Records from a data collection:
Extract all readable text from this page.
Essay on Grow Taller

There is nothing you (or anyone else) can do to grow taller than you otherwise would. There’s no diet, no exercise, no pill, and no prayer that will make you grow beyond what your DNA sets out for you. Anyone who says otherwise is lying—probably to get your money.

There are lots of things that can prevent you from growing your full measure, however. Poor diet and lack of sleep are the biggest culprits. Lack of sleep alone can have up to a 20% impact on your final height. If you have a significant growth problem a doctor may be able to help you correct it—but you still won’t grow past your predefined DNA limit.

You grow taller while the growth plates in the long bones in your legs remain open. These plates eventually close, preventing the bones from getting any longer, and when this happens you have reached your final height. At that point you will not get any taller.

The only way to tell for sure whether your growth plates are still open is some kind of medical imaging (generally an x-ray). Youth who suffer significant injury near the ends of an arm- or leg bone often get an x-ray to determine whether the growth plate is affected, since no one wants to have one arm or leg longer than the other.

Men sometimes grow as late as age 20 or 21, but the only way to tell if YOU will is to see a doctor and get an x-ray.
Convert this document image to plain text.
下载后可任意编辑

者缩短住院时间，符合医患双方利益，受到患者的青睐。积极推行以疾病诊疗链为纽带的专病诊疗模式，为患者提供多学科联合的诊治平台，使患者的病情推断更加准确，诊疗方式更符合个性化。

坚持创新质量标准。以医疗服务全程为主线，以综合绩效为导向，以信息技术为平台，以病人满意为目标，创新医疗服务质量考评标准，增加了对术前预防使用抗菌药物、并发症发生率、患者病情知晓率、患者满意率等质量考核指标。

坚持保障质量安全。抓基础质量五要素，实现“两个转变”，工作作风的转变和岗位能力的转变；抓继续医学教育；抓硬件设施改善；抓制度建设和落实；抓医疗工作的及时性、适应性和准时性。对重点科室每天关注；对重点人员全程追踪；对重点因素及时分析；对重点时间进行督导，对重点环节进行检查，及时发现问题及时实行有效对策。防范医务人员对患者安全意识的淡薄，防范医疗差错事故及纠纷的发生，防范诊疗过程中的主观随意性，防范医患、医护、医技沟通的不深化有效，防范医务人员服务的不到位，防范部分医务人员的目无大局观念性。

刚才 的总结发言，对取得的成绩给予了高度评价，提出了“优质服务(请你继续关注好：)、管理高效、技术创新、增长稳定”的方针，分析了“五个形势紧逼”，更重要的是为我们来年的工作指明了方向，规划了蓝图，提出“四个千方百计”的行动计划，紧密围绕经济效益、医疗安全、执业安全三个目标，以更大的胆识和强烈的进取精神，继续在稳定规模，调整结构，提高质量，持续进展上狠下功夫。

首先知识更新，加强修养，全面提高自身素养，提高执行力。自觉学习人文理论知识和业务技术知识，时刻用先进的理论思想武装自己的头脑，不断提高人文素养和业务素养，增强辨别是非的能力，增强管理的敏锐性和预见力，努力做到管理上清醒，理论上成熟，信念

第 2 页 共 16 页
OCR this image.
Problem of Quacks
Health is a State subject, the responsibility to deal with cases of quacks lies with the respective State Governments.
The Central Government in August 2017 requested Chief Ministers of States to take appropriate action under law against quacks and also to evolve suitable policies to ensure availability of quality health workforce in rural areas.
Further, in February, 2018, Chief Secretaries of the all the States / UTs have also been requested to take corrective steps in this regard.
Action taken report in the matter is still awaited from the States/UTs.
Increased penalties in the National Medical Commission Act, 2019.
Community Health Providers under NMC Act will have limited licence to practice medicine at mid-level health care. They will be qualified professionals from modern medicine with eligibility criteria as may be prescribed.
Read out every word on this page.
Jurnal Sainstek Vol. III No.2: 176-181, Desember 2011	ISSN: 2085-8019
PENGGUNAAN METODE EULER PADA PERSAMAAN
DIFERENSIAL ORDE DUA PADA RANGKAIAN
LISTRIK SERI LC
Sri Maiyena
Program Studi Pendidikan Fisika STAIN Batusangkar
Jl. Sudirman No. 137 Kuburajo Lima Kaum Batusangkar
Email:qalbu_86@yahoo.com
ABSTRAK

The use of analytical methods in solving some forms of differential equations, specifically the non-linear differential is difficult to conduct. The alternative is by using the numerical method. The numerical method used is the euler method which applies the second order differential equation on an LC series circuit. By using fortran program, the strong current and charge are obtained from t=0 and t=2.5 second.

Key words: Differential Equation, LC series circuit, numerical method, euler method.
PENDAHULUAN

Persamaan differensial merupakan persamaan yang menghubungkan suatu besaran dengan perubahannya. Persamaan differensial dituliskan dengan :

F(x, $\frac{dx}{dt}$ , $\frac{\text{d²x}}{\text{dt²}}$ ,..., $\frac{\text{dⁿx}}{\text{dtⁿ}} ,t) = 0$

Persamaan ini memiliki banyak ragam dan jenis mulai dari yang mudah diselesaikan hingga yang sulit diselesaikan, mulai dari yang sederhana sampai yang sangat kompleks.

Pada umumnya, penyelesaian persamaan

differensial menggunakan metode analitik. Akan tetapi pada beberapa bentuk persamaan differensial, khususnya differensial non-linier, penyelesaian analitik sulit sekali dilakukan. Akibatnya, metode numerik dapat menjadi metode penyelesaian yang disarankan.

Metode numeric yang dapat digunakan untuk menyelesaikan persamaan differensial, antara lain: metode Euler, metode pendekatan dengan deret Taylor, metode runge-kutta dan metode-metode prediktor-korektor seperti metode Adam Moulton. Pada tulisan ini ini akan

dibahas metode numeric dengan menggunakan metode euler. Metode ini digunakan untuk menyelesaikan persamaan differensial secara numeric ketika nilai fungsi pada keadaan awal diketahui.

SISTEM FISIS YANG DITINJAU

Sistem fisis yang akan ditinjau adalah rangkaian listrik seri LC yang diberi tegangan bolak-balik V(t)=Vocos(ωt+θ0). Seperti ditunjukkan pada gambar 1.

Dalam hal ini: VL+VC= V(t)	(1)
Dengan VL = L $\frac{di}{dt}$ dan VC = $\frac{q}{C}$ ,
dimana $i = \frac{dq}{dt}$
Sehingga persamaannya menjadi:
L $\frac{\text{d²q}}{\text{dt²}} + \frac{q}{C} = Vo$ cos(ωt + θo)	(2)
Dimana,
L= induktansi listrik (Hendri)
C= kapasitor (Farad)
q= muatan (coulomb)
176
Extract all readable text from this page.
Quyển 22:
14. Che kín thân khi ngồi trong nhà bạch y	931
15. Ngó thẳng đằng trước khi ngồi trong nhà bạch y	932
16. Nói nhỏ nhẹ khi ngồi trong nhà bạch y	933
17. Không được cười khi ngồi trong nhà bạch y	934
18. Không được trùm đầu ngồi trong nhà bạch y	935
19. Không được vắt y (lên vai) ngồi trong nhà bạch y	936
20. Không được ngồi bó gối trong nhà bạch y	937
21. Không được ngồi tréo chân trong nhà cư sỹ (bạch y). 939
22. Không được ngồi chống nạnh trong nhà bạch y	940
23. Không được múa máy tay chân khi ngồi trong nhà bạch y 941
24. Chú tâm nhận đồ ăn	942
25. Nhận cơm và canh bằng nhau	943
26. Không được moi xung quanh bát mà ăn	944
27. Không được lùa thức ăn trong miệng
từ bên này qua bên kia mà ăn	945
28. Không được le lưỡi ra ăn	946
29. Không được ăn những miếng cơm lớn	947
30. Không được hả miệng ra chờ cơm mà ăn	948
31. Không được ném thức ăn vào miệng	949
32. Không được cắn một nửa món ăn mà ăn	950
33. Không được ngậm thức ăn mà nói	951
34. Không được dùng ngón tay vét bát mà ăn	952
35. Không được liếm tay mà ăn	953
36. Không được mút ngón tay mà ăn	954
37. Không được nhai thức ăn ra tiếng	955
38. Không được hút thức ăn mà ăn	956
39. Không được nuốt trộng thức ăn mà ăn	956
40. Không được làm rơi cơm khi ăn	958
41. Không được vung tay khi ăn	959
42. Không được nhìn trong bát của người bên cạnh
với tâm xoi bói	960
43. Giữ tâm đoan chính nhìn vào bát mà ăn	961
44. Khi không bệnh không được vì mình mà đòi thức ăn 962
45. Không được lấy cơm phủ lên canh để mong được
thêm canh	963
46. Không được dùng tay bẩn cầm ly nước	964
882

(Directive)
Select all lines in the listing above where the word "menggunakan" appears, and show them.

(Reply to the exercise)
differensial menggunakan metode analitik. Akan tetapi pada beberapa bentuk persamaan differensial, khususnya differensial non-linier, penyelesaian analitik sulit sekali dilakukan. Akibatnya, metode numerik dapat menjadi metode penyelesaian yang disarankan.
dibahas metode numeric dengan menggunakan metode euler. Metode ini digunakan untuk menyelesaikan persamaan differensial secara numeric ketika nilai fungsi pada keadaan awal diketahui.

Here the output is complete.